Set problem:
Go through the lines below. Copy those with "Ahead".

Collected data entries:

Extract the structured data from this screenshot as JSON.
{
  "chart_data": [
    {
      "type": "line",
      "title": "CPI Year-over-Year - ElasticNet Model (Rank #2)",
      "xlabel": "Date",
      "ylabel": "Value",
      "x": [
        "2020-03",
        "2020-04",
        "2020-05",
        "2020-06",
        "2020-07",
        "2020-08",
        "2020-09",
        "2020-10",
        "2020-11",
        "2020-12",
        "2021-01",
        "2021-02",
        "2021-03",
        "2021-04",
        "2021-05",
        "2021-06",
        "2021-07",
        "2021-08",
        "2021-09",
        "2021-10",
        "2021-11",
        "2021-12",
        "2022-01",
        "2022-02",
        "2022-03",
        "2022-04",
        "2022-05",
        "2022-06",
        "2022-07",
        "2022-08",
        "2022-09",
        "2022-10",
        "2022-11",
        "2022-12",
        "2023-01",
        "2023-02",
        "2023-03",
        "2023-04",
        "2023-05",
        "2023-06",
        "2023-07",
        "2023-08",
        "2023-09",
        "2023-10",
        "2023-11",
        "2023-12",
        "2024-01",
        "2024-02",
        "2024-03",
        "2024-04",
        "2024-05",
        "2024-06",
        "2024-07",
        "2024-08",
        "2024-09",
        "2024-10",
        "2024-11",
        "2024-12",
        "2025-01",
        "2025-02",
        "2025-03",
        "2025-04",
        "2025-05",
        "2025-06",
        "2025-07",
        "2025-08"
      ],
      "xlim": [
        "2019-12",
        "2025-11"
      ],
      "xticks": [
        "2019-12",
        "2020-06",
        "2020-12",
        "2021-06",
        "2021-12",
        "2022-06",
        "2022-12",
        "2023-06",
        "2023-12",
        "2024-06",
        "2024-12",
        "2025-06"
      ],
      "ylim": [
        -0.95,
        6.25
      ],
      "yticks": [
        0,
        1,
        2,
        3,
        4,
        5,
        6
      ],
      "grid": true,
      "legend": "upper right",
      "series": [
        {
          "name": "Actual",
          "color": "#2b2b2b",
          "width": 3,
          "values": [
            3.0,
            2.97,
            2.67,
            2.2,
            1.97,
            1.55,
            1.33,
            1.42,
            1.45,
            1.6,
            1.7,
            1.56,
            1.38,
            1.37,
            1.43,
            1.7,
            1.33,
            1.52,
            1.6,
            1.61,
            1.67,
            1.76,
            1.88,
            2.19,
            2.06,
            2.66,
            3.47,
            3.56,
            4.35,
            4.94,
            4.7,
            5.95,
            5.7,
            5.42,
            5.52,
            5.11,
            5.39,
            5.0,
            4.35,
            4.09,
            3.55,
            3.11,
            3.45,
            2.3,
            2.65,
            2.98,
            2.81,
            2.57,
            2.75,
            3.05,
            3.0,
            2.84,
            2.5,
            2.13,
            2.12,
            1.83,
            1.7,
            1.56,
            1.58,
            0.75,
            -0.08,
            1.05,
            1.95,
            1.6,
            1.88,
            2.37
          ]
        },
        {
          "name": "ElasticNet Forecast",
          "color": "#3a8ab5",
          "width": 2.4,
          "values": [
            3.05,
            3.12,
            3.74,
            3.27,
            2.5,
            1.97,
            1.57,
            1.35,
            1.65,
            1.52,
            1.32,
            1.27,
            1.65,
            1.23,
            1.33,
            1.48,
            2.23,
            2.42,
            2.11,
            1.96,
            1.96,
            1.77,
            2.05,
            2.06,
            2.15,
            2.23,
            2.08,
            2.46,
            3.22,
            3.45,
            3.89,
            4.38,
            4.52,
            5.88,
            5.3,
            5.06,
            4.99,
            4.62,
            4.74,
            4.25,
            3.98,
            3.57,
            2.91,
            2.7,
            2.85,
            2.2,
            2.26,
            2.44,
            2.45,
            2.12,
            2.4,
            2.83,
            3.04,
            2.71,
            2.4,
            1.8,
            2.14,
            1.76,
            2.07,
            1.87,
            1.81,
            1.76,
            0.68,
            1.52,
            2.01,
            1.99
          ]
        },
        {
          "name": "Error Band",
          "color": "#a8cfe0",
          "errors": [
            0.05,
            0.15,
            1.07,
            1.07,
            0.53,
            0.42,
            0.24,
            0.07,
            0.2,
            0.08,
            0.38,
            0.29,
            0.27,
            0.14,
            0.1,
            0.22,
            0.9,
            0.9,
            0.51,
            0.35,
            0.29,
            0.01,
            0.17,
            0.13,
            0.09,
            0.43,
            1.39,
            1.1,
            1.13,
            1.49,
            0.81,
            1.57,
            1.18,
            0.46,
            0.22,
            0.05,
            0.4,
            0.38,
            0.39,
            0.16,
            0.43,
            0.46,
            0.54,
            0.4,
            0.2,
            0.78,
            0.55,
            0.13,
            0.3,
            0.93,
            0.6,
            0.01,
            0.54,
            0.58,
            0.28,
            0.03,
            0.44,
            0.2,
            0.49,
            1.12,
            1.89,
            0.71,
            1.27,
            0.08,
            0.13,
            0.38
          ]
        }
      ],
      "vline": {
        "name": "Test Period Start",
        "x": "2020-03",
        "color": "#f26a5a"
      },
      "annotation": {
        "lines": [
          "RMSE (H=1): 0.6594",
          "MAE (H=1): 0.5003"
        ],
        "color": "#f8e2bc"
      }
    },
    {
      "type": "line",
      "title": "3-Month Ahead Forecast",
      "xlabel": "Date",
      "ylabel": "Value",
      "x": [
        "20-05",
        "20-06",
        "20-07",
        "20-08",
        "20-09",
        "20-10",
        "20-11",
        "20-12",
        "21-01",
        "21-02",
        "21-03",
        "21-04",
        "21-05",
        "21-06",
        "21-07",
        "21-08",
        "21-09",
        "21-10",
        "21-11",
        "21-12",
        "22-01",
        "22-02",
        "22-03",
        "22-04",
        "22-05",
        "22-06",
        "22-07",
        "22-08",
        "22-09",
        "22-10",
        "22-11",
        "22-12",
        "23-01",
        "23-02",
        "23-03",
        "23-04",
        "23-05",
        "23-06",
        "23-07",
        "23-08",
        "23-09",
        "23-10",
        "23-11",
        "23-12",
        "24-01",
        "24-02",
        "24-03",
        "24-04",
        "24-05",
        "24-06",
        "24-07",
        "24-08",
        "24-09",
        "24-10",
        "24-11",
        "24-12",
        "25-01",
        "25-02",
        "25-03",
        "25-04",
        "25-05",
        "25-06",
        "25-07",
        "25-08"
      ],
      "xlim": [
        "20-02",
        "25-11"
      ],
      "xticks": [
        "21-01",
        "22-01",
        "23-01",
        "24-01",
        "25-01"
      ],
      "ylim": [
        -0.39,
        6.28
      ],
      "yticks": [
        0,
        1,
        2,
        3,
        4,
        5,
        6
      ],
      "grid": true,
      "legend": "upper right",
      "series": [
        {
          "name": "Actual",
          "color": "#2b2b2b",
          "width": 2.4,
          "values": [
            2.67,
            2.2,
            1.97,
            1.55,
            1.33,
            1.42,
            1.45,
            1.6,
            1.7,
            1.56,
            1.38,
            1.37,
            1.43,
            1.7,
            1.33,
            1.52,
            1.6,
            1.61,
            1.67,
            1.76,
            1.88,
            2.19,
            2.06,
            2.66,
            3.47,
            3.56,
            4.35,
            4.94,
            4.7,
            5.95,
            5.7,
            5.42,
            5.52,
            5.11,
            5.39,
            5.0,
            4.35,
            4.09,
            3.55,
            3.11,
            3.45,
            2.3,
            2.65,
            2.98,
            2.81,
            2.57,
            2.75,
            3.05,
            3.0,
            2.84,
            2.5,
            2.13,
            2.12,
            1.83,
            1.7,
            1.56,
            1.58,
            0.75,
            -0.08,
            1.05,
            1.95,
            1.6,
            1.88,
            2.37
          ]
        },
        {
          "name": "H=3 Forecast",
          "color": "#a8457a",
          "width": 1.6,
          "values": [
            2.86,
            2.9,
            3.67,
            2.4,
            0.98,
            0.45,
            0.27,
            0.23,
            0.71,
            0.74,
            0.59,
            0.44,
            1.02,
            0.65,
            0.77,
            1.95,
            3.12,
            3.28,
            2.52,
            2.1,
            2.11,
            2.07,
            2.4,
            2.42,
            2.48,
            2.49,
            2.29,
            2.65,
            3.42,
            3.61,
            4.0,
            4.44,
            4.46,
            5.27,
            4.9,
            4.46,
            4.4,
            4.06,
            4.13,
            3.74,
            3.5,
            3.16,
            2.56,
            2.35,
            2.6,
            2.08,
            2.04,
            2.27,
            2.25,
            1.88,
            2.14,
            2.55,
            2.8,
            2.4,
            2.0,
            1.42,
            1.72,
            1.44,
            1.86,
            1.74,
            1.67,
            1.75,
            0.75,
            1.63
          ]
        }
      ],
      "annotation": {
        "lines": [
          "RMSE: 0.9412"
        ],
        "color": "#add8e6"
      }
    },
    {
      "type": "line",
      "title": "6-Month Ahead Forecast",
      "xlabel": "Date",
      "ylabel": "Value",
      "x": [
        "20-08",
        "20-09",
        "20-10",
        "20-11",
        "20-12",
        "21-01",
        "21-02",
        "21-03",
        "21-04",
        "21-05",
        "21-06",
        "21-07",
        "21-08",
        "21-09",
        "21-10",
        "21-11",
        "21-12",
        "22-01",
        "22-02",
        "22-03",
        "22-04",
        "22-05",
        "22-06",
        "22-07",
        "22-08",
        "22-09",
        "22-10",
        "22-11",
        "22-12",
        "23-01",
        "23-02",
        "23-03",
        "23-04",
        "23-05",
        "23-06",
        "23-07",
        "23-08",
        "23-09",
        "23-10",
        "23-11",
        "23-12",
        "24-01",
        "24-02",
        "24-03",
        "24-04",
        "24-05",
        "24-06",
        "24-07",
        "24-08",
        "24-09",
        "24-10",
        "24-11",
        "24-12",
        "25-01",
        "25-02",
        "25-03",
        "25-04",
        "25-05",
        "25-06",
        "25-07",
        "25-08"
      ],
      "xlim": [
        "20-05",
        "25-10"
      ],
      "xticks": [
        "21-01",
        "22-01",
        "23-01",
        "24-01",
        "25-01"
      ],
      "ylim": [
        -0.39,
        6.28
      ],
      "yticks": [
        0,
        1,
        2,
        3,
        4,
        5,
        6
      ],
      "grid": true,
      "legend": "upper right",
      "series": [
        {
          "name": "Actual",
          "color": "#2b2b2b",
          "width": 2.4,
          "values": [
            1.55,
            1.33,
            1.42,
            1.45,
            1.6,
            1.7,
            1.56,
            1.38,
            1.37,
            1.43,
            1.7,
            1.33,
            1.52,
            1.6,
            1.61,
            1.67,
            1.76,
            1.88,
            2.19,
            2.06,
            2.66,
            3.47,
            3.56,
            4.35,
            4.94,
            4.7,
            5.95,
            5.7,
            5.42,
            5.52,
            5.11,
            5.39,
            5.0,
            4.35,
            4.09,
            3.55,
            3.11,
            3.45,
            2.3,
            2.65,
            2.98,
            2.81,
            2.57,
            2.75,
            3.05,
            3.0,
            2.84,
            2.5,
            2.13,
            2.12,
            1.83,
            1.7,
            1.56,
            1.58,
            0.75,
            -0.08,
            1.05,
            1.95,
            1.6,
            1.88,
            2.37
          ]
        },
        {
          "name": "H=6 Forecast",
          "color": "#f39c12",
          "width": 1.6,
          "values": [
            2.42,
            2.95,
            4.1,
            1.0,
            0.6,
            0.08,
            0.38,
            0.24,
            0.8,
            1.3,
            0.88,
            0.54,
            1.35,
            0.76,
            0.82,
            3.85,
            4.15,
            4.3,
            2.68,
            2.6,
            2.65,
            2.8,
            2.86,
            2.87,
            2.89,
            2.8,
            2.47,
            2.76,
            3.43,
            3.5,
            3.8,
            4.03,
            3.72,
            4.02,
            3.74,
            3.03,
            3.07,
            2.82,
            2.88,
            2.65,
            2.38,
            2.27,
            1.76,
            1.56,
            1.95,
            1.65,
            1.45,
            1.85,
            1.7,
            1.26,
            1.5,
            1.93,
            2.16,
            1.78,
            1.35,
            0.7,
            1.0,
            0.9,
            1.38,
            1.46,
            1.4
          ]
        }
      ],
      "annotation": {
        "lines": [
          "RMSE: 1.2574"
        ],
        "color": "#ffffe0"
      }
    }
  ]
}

Task response:
      "title": "3-Month Ahead Forecast",
      "title": "6-Month Ahead Forecast",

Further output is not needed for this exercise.